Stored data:
○ ○ ○

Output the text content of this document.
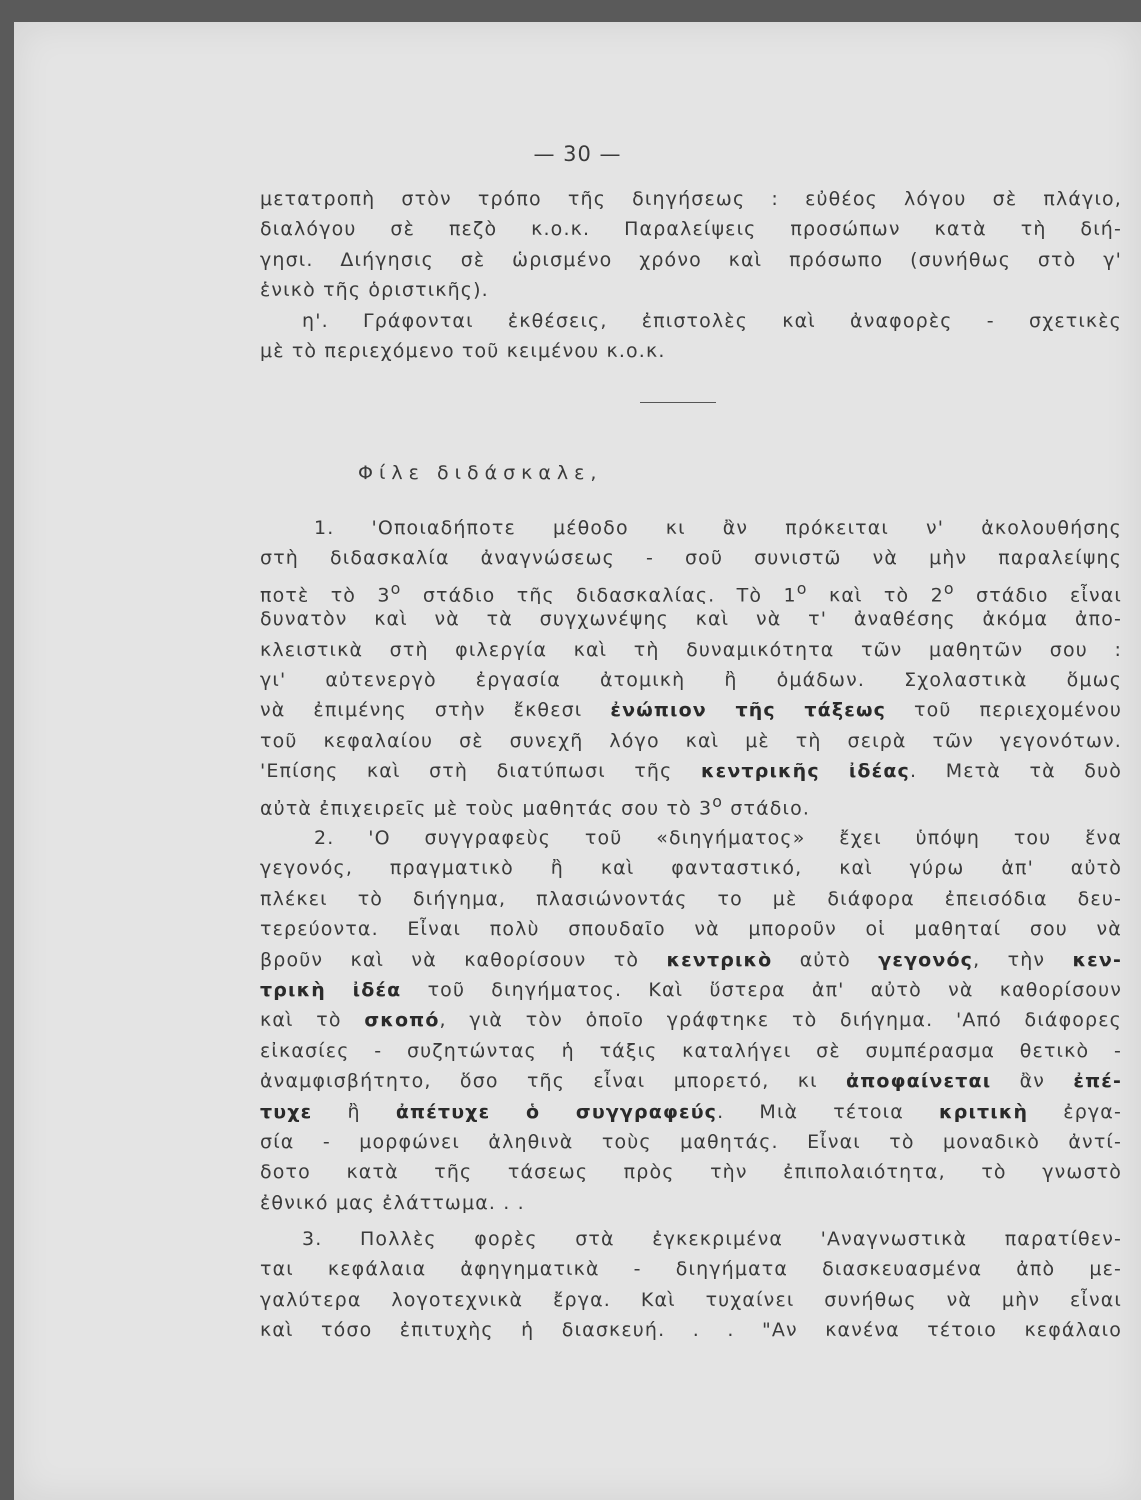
— 30 —
μετατροπὴ στὸν τρόπο τῆς διηγήσεως : εὐθέος λόγου σὲ πλάγιο,
διαλόγου σὲ πεζὸ κ.ο.κ. Παραλείψεις προσώπων κατὰ τὴ διή-
γησι. Διήγησις σὲ ὡρισμένο χρόνο καὶ πρόσωπο (συνήθως στὸ γ'
ἑνικὸ τῆς ὁριστικῆς).
η'. Γράφονται ἐκθέσεις, ἐπιστολὲς καὶ ἀναφορὲς - σχετικὲς
μὲ τὸ περιεχόμενο τοῦ κειμένου κ.ο.κ.
Φίλε διδάσκαλε,
1. 'Οποιαδήποτε μέθοδο κι ἂν πρόκειται ν' ἀκολουθήσης
στὴ διδασκαλία ἀναγνώσεως - σοῦ συνιστῶ νὰ μὴν παραλείψης
ποτὲ τὸ $3^o$ στάδιο τῆς διδασκαλίας. Τὸ $1^o$ καὶ τὸ $2^o$ στάδιο εἶναι
δυνατὸν καὶ νὰ τὰ συγχωνέψης καὶ νὰ τ' ἀναθέσης ἀκόμα ἀπο-
κλειστικὰ στὴ φιλεργία καὶ τὴ δυναμικότητα τῶν μαθητῶν σου :
γι' αὐτενεργὸ ἐργασία ἀτομικὴ ἢ ὁμάδων. Σχολαστικὰ ὅμως
νὰ ἐπιμένης στὴν ἔκθεσι ἐνώπιον τῆς τάξεως τοῦ περιεχομένου
τοῦ κεφαλαίου σὲ συνεχῆ λόγο καὶ μὲ τὴ σειρὰ τῶν γεγονότων.
'Επίσης καὶ στὴ διατύπωσι τῆς κεντρικῆς ἰδέας. Μετὰ τὰ δυὸ
αὐτὰ ἐπιχειρεῖς μὲ τοὺς μαθητάς σου τὸ $3^o$ στάδιο.
2. 'Ο συγγραφεὺς τοῦ «διηγήματος» ἔχει ὑπόψη του ἕνα
γεγονός, πραγματικὸ ἢ καὶ φανταστικό, καὶ γύρω ἀπ' αὐτὸ
πλέκει τὸ διήγημα, πλασιώνοντάς το μὲ διάφορα ἐπεισόδια δευ-
τερεύοντα. Εἶναι πολὺ σπουδαῖο νὰ μποροῦν οἱ μαθηταί σου νὰ
βροῦν καὶ νὰ καθορίσουν τὸ κεντρικὸ αὐτὸ γεγονός, τὴν κεν-
τρικὴ ἰδέα τοῦ διηγήματος. Καὶ ὕστερα ἀπ' αὐτὸ νὰ καθορίσουν
καὶ τὸ σκοπό, γιὰ τὸν ὁποῖο γράφτηκε τὸ διήγημα. 'Από διάφορες
εἰκασίες - συζητώντας ἡ τάξις καταλήγει σὲ συμπέρασμα θετικὸ -
ἀναμφισβήτητο, ὅσο τῆς εἶναι μπορετό, κι ἀποφαίνεται ἂν ἐπέ-
τυχε ἢ ἀπέτυχε ὁ συγγραφεύς. Μιὰ τέτοια κριτικὴ ἐργα-
σία - μορφώνει ἀληθινὰ τοὺς μαθητάς. Εἶναι τὸ μοναδικὸ ἀντί-
δοτο κατὰ τῆς τάσεως πρὸς τὴν ἐπιπολαιότητα, τὸ γνωστὸ
ἐθνικό μας ἐλάττωμα. . .
3. Πολλὲς φορὲς στὰ ἐγκεκριμένα 'Αναγνωστικὰ παρατίθεν-
ται κεφάλαια ἀφηγηματικὰ - διηγήματα διασκευασμένα ἀπὸ με-
γαλύτερα λογοτεχνικὰ ἔργα. Καὶ τυχαίνει συνήθως νὰ μὴν εἶναι
καὶ τόσο ἐπιτυχὴς ἡ διασκευή. . . "Αν κανένα τέτοιο κεφάλαιο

○ ○ ○

Problem description :: Copy each line that contains the word "γεγονός".

Output of the task ::
γεγονός, πραγματικὸ ἢ καὶ φανταστικό, καὶ γύρω ἀπ' αὐτὸ
βροῦν καὶ νὰ καθορίσουν τὸ κεντρικὸ αὐτὸ γεγονός, τὴν κεν-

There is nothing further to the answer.